Set down the records once more, please, exactly and with the pictures left out.

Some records
════════
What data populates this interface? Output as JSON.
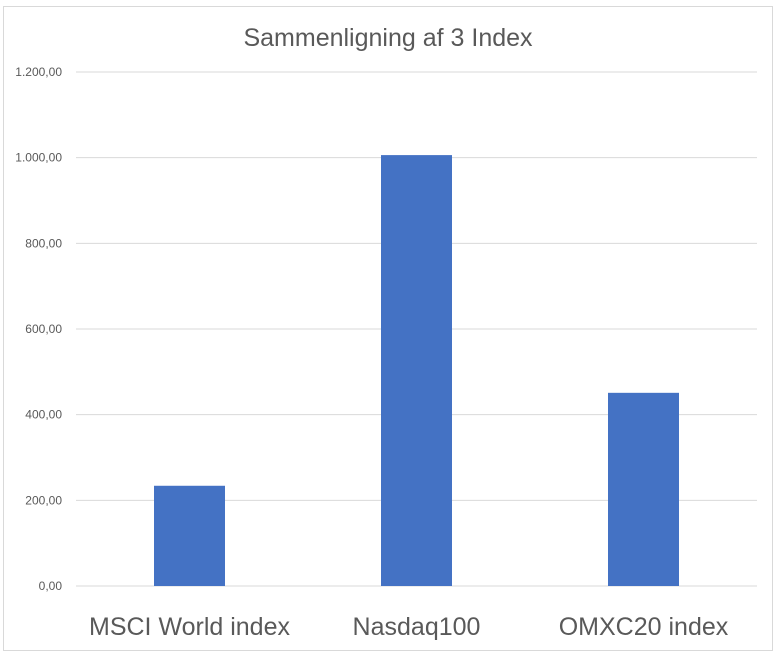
{
  "chart_data": {
    "type": "bar",
    "title": "Sammenligning af 3 Index",
    "categories": [
      "MSCI World index",
      "Nasdaq100",
      "OMXC20 index"
    ],
    "values": [
      234,
      1006,
      451
    ],
    "ylim": [
      0,
      1200
    ],
    "yticks": [
      "0,00",
      "200,00",
      "400,00",
      "600,00",
      "800,00",
      "1.000,00",
      "1.200,00"
    ],
    "ytick_values": [
      0,
      200,
      400,
      600,
      800,
      1000,
      1200
    ],
    "bar_color": "#4472c4",
    "grid": true,
    "legend": "none",
    "xlabel": "",
    "ylabel": ""
  }
}
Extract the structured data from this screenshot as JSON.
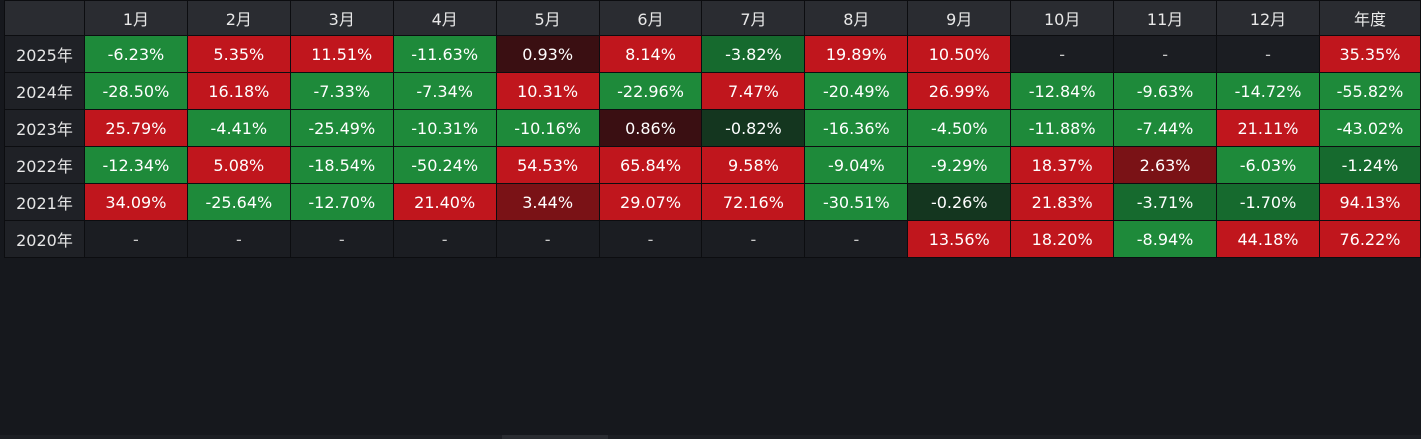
{
  "colors": {
    "strong_red": "#c0161d",
    "mid_red": "#7a1216",
    "dark_red": "#3a0f12",
    "strong_green": "#1e8a3a",
    "mid_green": "#166a2e",
    "dark_green": "#14361f",
    "empty": "#1b1d22"
  },
  "table": {
    "corner": "",
    "headers": [
      "1月",
      "2月",
      "3月",
      "4月",
      "5月",
      "6月",
      "7月",
      "8月",
      "9月",
      "10月",
      "11月",
      "12月",
      "年度"
    ],
    "rows": [
      {
        "year": "2025年",
        "cells": [
          {
            "text": "-6.23%",
            "v": -6.23
          },
          {
            "text": "5.35%",
            "v": 5.35
          },
          {
            "text": "11.51%",
            "v": 11.51
          },
          {
            "text": "-11.63%",
            "v": -11.63
          },
          {
            "text": "0.93%",
            "v": 0.93
          },
          {
            "text": "8.14%",
            "v": 8.14
          },
          {
            "text": "-3.82%",
            "v": -3.82
          },
          {
            "text": "19.89%",
            "v": 19.89
          },
          {
            "text": "10.50%",
            "v": 10.5
          },
          {
            "text": "-",
            "v": null
          },
          {
            "text": "-",
            "v": null
          },
          {
            "text": "-",
            "v": null
          },
          {
            "text": "35.35%",
            "v": 35.35
          }
        ]
      },
      {
        "year": "2024年",
        "cells": [
          {
            "text": "-28.50%",
            "v": -28.5
          },
          {
            "text": "16.18%",
            "v": 16.18
          },
          {
            "text": "-7.33%",
            "v": -7.33
          },
          {
            "text": "-7.34%",
            "v": -7.34
          },
          {
            "text": "10.31%",
            "v": 10.31
          },
          {
            "text": "-22.96%",
            "v": -22.96
          },
          {
            "text": "7.47%",
            "v": 7.47
          },
          {
            "text": "-20.49%",
            "v": -20.49
          },
          {
            "text": "26.99%",
            "v": 26.99
          },
          {
            "text": "-12.84%",
            "v": -12.84
          },
          {
            "text": "-9.63%",
            "v": -9.63
          },
          {
            "text": "-14.72%",
            "v": -14.72
          },
          {
            "text": "-55.82%",
            "v": -55.82
          }
        ]
      },
      {
        "year": "2023年",
        "cells": [
          {
            "text": "25.79%",
            "v": 25.79
          },
          {
            "text": "-4.41%",
            "v": -4.41
          },
          {
            "text": "-25.49%",
            "v": -25.49
          },
          {
            "text": "-10.31%",
            "v": -10.31
          },
          {
            "text": "-10.16%",
            "v": -10.16
          },
          {
            "text": "0.86%",
            "v": 0.86
          },
          {
            "text": "-0.82%",
            "v": -0.82
          },
          {
            "text": "-16.36%",
            "v": -16.36
          },
          {
            "text": "-4.50%",
            "v": -4.5
          },
          {
            "text": "-11.88%",
            "v": -11.88
          },
          {
            "text": "-7.44%",
            "v": -7.44
          },
          {
            "text": "21.11%",
            "v": 21.11
          },
          {
            "text": "-43.02%",
            "v": -43.02
          }
        ]
      },
      {
        "year": "2022年",
        "cells": [
          {
            "text": "-12.34%",
            "v": -12.34
          },
          {
            "text": "5.08%",
            "v": 5.08
          },
          {
            "text": "-18.54%",
            "v": -18.54
          },
          {
            "text": "-50.24%",
            "v": -50.24
          },
          {
            "text": "54.53%",
            "v": 54.53
          },
          {
            "text": "65.84%",
            "v": 65.84
          },
          {
            "text": "9.58%",
            "v": 9.58
          },
          {
            "text": "-9.04%",
            "v": -9.04
          },
          {
            "text": "-9.29%",
            "v": -9.29
          },
          {
            "text": "18.37%",
            "v": 18.37
          },
          {
            "text": "2.63%",
            "v": 2.63
          },
          {
            "text": "-6.03%",
            "v": -6.03
          },
          {
            "text": "-1.24%",
            "v": -1.24
          }
        ]
      },
      {
        "year": "2021年",
        "cells": [
          {
            "text": "34.09%",
            "v": 34.09
          },
          {
            "text": "-25.64%",
            "v": -25.64
          },
          {
            "text": "-12.70%",
            "v": -12.7
          },
          {
            "text": "21.40%",
            "v": 21.4
          },
          {
            "text": "3.44%",
            "v": 3.44
          },
          {
            "text": "29.07%",
            "v": 29.07
          },
          {
            "text": "72.16%",
            "v": 72.16
          },
          {
            "text": "-30.51%",
            "v": -30.51
          },
          {
            "text": "-0.26%",
            "v": -0.26
          },
          {
            "text": "21.83%",
            "v": 21.83
          },
          {
            "text": "-3.71%",
            "v": -3.71
          },
          {
            "text": "-1.70%",
            "v": -1.7
          },
          {
            "text": "94.13%",
            "v": 94.13
          }
        ]
      },
      {
        "year": "2020年",
        "cells": [
          {
            "text": "-",
            "v": null
          },
          {
            "text": "-",
            "v": null
          },
          {
            "text": "-",
            "v": null
          },
          {
            "text": "-",
            "v": null
          },
          {
            "text": "-",
            "v": null
          },
          {
            "text": "-",
            "v": null
          },
          {
            "text": "-",
            "v": null
          },
          {
            "text": "-",
            "v": null
          },
          {
            "text": "13.56%",
            "v": 13.56
          },
          {
            "text": "18.20%",
            "v": 18.2
          },
          {
            "text": "-8.94%",
            "v": -8.94
          },
          {
            "text": "44.18%",
            "v": 44.18
          },
          {
            "text": "76.22%",
            "v": 76.22
          }
        ]
      }
    ]
  }
}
════════
§ RESPONSE:
What data populates this interface? Output as JSON.
{
  "chart_data": {
    "type": "bar",
    "title": "Sammenligning af 3 Index",
    "categories": [
      "MSCI World index",
      "Nasdaq100",
      "OMXC20 index"
    ],
    "values": [
      234,
      1006,
      451
    ],
    "ylim": [
      0,
      1200
    ],
    "yticks": [
      "0,00",
      "200,00",
      "400,00",
      "600,00",
      "800,00",
      "1.000,00",
      "1.200,00"
    ],
    "ytick_values": [
      0,
      200,
      400,
      600,
      800,
      1000,
      1200
    ],
    "bar_color": "#4472c4",
    "grid": true,
    "legend": "none",
    "xlabel": "",
    "ylabel": ""
  }
}
Extract the structured data from this screenshot as JSON.
{
  "colors": {
    "strong_red": "#c0161d",
    "mid_red": "#7a1216",
    "dark_red": "#3a0f12",
    "strong_green": "#1e8a3a",
    "mid_green": "#166a2e",
    "dark_green": "#14361f",
    "empty": "#1b1d22"
  },
  "table": {
    "corner": "",
    "headers": [
      "1月",
      "2月",
      "3月",
      "4月",
      "5月",
      "6月",
      "7月",
      "8月",
      "9月",
      "10月",
      "11月",
      "12月",
      "年度"
    ],
    "rows": [
      {
        "year": "2025年",
        "cells": [
          {
            "text": "-6.23%",
            "v": -6.23
          },
          {
            "text": "5.35%",
            "v": 5.35
          },
          {
            "text": "11.51%",
            "v": 11.51
          },
          {
            "text": "-11.63%",
            "v": -11.63
          },
          {
            "text": "0.93%",
            "v": 0.93
          },
          {
            "text": "8.14%",
            "v": 8.14
          },
          {
            "text": "-3.82%",
            "v": -3.82
          },
          {
            "text": "19.89%",
            "v": 19.89
          },
          {
            "text": "10.50%",
            "v": 10.5
          },
          {
            "text": "-",
            "v": null
          },
          {
            "text": "-",
            "v": null
          },
          {
            "text": "-",
            "v": null
          },
          {
            "text": "35.35%",
            "v": 35.35
          }
        ]
      },
      {
        "year": "2024年",
        "cells": [
          {
            "text": "-28.50%",
            "v": -28.5
          },
          {
            "text": "16.18%",
            "v": 16.18
          },
          {
            "text": "-7.33%",
            "v": -7.33
          },
          {
            "text": "-7.34%",
            "v": -7.34
          },
          {
            "text": "10.31%",
            "v": 10.31
          },
          {
            "text": "-22.96%",
            "v": -22.96
          },
          {
            "text": "7.47%",
            "v": 7.47
          },
          {
            "text": "-20.49%",
            "v": -20.49
          },
          {
            "text": "26.99%",
            "v": 26.99
          },
          {
            "text": "-12.84%",
            "v": -12.84
          },
          {
            "text": "-9.63%",
            "v": -9.63
          },
          {
            "text": "-14.72%",
            "v": -14.72
          },
          {
            "text": "-55.82%",
            "v": -55.82
          }
        ]
      },
      {
        "year": "2023年",
        "cells": [
          {
            "text": "25.79%",
            "v": 25.79
          },
          {
            "text": "-4.41%",
            "v": -4.41
          },
          {
            "text": "-25.49%",
            "v": -25.49
          },
          {
            "text": "-10.31%",
            "v": -10.31
          },
          {
            "text": "-10.16%",
            "v": -10.16
          },
          {
            "text": "0.86%",
            "v": 0.86
          },
          {
            "text": "-0.82%",
            "v": -0.82
          },
          {
            "text": "-16.36%",
            "v": -16.36
          },
          {
            "text": "-4.50%",
            "v": -4.5
          },
          {
            "text": "-11.88%",
            "v": -11.88
          },
          {
            "text": "-7.44%",
            "v": -7.44
          },
          {
            "text": "21.11%",
            "v": 21.11
          },
          {
            "text": "-43.02%",
            "v": -43.02
          }
        ]
      },
      {
        "year": "2022年",
        "cells": [
          {
            "text": "-12.34%",
            "v": -12.34
          },
          {
            "text": "5.08%",
            "v": 5.08
          },
          {
            "text": "-18.54%",
            "v": -18.54
          },
          {
            "text": "-50.24%",
            "v": -50.24
          },
          {
            "text": "54.53%",
            "v": 54.53
          },
          {
            "text": "65.84%",
            "v": 65.84
          },
          {
            "text": "9.58%",
            "v": 9.58
          },
          {
            "text": "-9.04%",
            "v": -9.04
          },
          {
            "text": "-9.29%",
            "v": -9.29
          },
          {
            "text": "18.37%",
            "v": 18.37
          },
          {
            "text": "2.63%",
            "v": 2.63
          },
          {
            "text": "-6.03%",
            "v": -6.03
          },
          {
            "text": "-1.24%",
            "v": -1.24
          }
        ]
      },
      {
        "year": "2021年",
        "cells": [
          {
            "text": "34.09%",
            "v": 34.09
          },
          {
            "text": "-25.64%",
            "v": -25.64
          },
          {
            "text": "-12.70%",
            "v": -12.7
          },
          {
            "text": "21.40%",
            "v": 21.4
          },
          {
            "text": "3.44%",
            "v": 3.44
          },
          {
            "text": "29.07%",
            "v": 29.07
          },
          {
            "text": "72.16%",
            "v": 72.16
          },
          {
            "text": "-30.51%",
            "v": -30.51
          },
          {
            "text": "-0.26%",
            "v": -0.26
          },
          {
            "text": "21.83%",
            "v": 21.83
          },
          {
            "text": "-3.71%",
            "v": -3.71
          },
          {
            "text": "-1.70%",
            "v": -1.7
          },
          {
            "text": "94.13%",
            "v": 94.13
          }
        ]
      },
      {
        "year": "2020年",
        "cells": [
          {
            "text": "-",
            "v": null
          },
          {
            "text": "-",
            "v": null
          },
          {
            "text": "-",
            "v": null
          },
          {
            "text": "-",
            "v": null
          },
          {
            "text": "-",
            "v": null
          },
          {
            "text": "-",
            "v": null
          },
          {
            "text": "-",
            "v": null
          },
          {
            "text": "-",
            "v": null
          },
          {
            "text": "13.56%",
            "v": 13.56
          },
          {
            "text": "18.20%",
            "v": 18.2
          },
          {
            "text": "-8.94%",
            "v": -8.94
          },
          {
            "text": "44.18%",
            "v": 44.18
          },
          {
            "text": "76.22%",
            "v": 76.22
          }
        ]
      }
    ]
  }
}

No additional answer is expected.